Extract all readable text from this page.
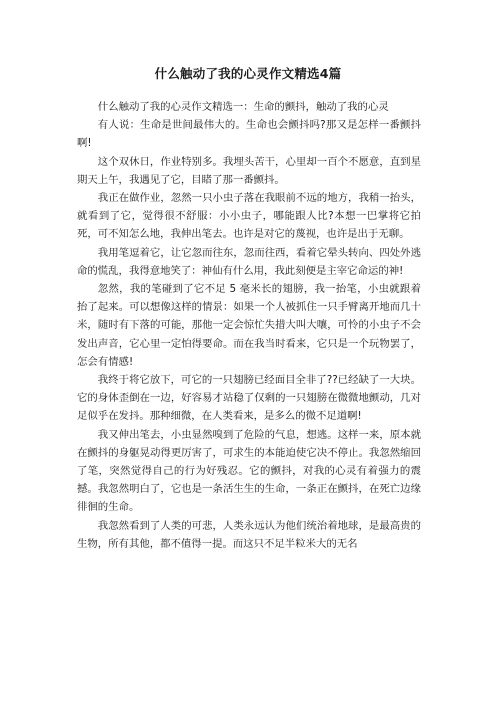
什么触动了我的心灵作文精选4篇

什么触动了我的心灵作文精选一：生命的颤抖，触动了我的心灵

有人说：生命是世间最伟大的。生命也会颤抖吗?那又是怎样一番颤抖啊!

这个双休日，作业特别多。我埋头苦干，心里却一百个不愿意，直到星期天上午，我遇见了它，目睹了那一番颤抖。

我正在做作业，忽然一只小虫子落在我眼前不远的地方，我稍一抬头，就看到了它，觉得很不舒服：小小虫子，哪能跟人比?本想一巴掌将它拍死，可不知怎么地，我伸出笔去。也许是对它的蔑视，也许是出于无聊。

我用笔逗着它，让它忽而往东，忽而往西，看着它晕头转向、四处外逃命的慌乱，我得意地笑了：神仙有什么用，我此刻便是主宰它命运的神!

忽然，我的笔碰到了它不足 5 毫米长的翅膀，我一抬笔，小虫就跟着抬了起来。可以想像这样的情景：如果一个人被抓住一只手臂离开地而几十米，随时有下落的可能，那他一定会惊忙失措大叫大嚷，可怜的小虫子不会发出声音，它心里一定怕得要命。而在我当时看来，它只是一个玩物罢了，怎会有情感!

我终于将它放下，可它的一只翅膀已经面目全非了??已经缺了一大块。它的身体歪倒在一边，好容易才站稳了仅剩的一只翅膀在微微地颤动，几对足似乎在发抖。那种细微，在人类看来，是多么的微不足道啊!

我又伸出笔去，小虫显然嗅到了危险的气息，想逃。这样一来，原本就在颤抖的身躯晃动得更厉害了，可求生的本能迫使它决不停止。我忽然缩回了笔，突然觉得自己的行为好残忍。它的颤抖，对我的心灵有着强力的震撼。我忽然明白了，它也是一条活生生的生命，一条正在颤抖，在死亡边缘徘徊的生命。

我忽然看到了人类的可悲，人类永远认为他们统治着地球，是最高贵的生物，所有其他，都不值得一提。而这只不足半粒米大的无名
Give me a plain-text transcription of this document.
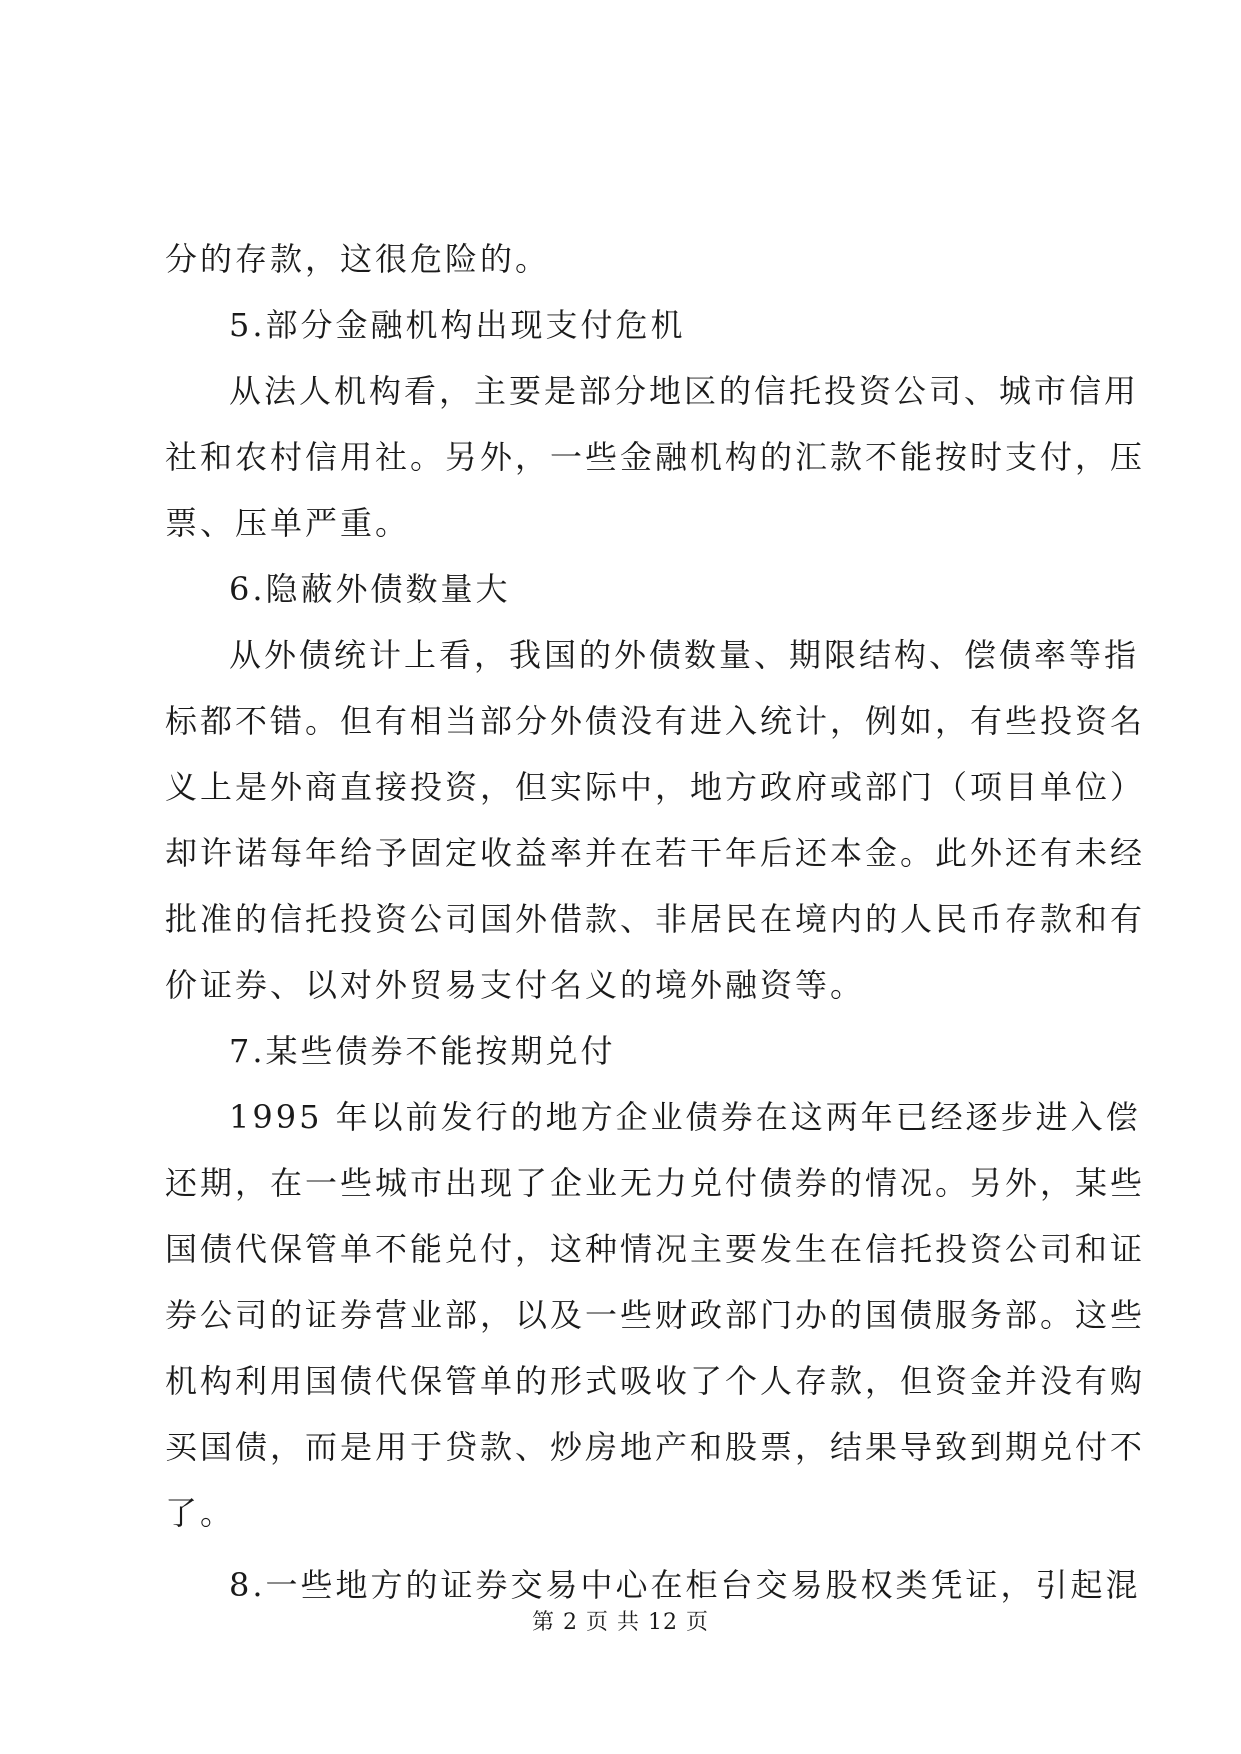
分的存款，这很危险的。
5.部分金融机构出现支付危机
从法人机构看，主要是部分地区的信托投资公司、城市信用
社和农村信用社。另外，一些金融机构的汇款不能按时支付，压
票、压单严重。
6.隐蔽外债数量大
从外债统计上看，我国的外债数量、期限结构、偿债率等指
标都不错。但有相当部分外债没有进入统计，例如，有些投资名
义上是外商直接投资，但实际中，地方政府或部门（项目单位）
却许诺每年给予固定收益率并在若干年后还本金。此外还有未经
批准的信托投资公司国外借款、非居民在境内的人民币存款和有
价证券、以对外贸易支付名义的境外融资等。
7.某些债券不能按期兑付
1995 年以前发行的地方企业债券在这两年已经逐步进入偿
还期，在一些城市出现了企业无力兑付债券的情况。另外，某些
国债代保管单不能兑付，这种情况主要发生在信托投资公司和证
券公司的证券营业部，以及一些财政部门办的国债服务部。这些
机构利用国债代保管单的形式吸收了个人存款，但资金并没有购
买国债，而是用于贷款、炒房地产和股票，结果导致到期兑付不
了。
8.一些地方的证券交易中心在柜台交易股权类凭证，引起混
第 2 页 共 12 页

*-*-*

What the task requires: All lines in the data that contain the word "text" should be copied.

Expected answer:
Extract all readable text from this page.
Give me a plain-text transcription of this document.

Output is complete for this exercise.